EXERCISE: Pick out every line of the entries below where "Шкафы" occurs, and copy those lines.

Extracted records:
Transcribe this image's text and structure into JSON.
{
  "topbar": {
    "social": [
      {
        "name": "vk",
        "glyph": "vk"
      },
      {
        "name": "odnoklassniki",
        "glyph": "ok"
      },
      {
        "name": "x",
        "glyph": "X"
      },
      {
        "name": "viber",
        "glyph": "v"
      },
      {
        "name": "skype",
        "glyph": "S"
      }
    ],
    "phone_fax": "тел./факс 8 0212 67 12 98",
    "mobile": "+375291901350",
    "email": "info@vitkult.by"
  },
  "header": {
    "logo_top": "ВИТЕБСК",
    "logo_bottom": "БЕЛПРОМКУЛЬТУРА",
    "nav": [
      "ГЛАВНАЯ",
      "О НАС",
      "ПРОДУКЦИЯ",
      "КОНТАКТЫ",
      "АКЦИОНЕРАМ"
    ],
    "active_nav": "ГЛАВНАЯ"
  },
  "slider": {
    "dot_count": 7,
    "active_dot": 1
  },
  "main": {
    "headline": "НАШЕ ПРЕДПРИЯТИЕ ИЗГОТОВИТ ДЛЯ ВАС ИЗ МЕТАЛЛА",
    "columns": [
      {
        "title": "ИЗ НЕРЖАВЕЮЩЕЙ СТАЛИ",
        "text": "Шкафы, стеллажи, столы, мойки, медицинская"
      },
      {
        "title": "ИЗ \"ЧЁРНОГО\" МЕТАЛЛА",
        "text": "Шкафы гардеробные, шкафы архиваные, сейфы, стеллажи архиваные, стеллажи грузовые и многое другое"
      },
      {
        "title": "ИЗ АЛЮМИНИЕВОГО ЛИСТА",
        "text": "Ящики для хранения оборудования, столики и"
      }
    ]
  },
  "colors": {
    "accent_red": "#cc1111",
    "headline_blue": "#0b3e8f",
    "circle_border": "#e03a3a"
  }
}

SOLUTION:
        "text": "Шкафы, стеллажи, столы, мойки, медицинская"
        "text": "Шкафы гардеробные, шкафы архиваные, сейфы, стеллажи архиваные, стеллажи грузовые и многое другое"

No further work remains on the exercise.